#### Trecho do texto

Publicado em: 27/08/2015 às 19:10hs
Enquanto a preferência interna pelo café robusta aumentou, em média, 9,5% ao ano entre 2004 e 2014, pela variedade arábica recuou 0,7% ao ano. Entre 2004 e 2014, a demanda interna de café (arábica e robusta) no Brasil cresceu a uma taxa média de 3,5% ao ano, tendo alcançado quase 21 milhões de sacas de 60 quilos no ano passado. Esse aumento da demanda supera o crescimento médio do consumo de café no mundo, de 2,1% ao ano. Entretanto, "enquanto os outros mercados desenvolvidos têm visto um prêmio para cafés especiais na criação de valor agregado, o Brasil parece se mover na direção oposta", diz o Rabobank.
Segundo a avaliação do banco, todo o aumento do consumo desde 2004 foi impulsionado pelo café robusta. Se em 2004 o consumo de arábica representava 68% do volume total, em 2014, 57% do consumo total era da variedade robusta. O Brasil é o segundo maior país consumidor de café do mundo, atrás apenas dos Estados Unidos. Em consumo per capita, o País supera regiões como Europa Ocidental e Estados Unidos. Em 2014, o consumo per capita alcançou 6,1 quilos de café, sendo que apenas 10 países superam o Brasil em consumo per capita.

########
#### Dados para análise

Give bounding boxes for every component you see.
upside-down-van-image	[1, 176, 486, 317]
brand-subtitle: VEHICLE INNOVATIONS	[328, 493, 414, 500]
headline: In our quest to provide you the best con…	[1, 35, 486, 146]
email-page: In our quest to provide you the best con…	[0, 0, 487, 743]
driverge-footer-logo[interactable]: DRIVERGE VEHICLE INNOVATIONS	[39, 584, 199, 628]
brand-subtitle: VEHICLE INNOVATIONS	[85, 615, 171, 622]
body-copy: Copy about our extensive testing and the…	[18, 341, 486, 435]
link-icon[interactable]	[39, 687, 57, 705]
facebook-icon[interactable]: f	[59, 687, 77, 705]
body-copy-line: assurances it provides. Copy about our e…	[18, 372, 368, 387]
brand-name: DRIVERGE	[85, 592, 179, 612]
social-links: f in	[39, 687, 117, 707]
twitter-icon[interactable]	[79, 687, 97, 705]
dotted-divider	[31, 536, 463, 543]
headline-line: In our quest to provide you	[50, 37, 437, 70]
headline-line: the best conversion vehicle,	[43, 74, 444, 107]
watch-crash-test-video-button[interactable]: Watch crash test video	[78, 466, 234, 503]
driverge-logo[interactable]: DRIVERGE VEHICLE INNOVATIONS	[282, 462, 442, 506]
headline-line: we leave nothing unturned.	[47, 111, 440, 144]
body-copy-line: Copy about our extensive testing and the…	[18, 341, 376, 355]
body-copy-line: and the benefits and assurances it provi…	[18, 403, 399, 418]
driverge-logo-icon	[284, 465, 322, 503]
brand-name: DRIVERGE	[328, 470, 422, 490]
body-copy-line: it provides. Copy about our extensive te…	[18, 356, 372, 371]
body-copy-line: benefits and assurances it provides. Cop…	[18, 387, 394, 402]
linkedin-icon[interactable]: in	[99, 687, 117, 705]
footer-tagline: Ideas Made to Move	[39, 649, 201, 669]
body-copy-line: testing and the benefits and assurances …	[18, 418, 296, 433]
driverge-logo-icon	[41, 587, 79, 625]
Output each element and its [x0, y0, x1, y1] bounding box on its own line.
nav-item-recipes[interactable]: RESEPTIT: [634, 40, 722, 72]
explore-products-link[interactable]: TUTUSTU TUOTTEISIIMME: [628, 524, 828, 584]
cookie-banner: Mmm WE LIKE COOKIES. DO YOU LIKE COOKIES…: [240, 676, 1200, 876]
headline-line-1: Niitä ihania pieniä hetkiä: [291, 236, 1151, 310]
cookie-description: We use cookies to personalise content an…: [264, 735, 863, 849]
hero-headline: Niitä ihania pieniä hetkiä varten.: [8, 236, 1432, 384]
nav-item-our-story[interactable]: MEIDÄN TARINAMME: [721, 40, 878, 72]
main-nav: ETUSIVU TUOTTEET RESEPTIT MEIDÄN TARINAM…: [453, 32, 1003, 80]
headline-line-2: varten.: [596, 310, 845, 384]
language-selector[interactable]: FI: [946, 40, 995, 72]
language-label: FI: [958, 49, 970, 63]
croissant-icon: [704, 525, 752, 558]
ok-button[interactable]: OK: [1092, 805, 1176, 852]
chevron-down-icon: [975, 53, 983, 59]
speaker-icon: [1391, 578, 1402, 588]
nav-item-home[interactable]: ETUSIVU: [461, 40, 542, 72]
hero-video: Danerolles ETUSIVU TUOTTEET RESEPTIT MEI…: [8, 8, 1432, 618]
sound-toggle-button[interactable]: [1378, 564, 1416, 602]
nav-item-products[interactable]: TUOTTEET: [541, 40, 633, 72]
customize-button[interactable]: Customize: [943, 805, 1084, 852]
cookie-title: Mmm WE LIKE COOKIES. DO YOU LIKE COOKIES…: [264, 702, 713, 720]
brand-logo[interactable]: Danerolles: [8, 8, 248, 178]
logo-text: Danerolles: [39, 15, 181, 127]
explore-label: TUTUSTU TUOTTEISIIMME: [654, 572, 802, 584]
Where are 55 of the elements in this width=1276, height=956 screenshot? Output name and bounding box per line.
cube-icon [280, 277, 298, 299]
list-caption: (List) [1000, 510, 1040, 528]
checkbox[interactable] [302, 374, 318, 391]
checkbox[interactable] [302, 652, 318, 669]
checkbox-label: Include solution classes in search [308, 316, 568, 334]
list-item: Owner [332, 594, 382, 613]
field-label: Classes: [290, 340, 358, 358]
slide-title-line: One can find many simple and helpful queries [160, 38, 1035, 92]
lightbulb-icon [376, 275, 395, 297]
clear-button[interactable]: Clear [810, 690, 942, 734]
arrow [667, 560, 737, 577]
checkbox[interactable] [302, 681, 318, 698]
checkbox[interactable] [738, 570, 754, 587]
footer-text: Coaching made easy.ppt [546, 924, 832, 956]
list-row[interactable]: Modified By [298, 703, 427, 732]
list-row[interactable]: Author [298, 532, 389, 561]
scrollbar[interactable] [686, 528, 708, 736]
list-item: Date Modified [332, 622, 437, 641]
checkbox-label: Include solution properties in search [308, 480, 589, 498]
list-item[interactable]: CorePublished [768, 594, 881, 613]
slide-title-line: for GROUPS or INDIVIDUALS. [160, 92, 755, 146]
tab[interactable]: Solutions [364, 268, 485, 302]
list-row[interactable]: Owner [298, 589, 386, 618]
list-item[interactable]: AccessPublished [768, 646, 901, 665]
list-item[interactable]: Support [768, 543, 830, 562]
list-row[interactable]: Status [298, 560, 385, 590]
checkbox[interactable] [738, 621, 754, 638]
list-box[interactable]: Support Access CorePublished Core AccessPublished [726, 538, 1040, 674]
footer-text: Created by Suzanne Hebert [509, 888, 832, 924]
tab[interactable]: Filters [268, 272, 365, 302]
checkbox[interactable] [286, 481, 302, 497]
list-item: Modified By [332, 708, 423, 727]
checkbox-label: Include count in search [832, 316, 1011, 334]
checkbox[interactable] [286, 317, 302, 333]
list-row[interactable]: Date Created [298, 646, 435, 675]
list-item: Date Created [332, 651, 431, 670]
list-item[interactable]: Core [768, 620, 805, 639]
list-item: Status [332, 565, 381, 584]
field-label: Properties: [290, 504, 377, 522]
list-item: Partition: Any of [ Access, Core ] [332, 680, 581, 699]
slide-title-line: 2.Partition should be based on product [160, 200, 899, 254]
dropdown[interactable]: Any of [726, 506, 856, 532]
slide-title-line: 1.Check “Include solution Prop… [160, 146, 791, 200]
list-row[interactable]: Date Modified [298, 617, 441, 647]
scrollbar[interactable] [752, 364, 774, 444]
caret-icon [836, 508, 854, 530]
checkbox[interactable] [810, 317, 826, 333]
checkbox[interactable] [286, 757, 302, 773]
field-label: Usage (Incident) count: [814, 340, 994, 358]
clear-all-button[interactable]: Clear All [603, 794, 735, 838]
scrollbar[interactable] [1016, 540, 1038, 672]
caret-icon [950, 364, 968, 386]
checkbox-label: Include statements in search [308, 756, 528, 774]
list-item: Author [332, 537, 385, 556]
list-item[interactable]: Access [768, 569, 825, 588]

########

-- Objetivo do exercício --
Retome o texto sobre o consumo de café no Brasil, continuando a partir da última frase. Os dados são um material à parte, independente do texto.

-- Resultado --
Enquanto isso, o Brasil se mantém como líder nas exportações da commodity. Em 2014, os embarques alcançaram o recorde de 36,4 milhões de sacas. A demanda internacional absorve pelo menos 60% da produção doméstica desde 2007. As exportações firmes vêm contribuindo para a redução dos estoques, avaliaram os analistas do banco.
Cápsulas – Apesar de apontar que o aumento do consumo de café no Brasil não tem como base o segmento de cafés premium, como acontece em países como Estados Unidos, o Rabobank alerta que há espaço para um crescimento desse mercado no País. Em 2014, as vendas de café em cápsulas representava apenas 4% do total no Brasil, enquanto nos EUA e na Alemanha, por exemplo, esse porcentual supera os 30%.
"O preço por quilo de café vendido em cápsulas pode superar os formatos convencionais em 10 vezes. Essa tendência não é exceção no Brasil e mostra como os produtos de maior qualidade podem aumentar os lucros da indústria de café", afirmou o relatório.
O documento lembra que, segundo dados da Associação Brasileira da Indústria de Café (ABIC), 98,2% das residências brasileiras consomem café, mas até o final de 2014 menos de 1% consumia cápsulas. "O crescimento do segmento de cápsulas recentemente acelerou, a partir de uma base muito pequena, com avanço de 52% em volume e 55% em valor em 2014", aponta o Rabobank.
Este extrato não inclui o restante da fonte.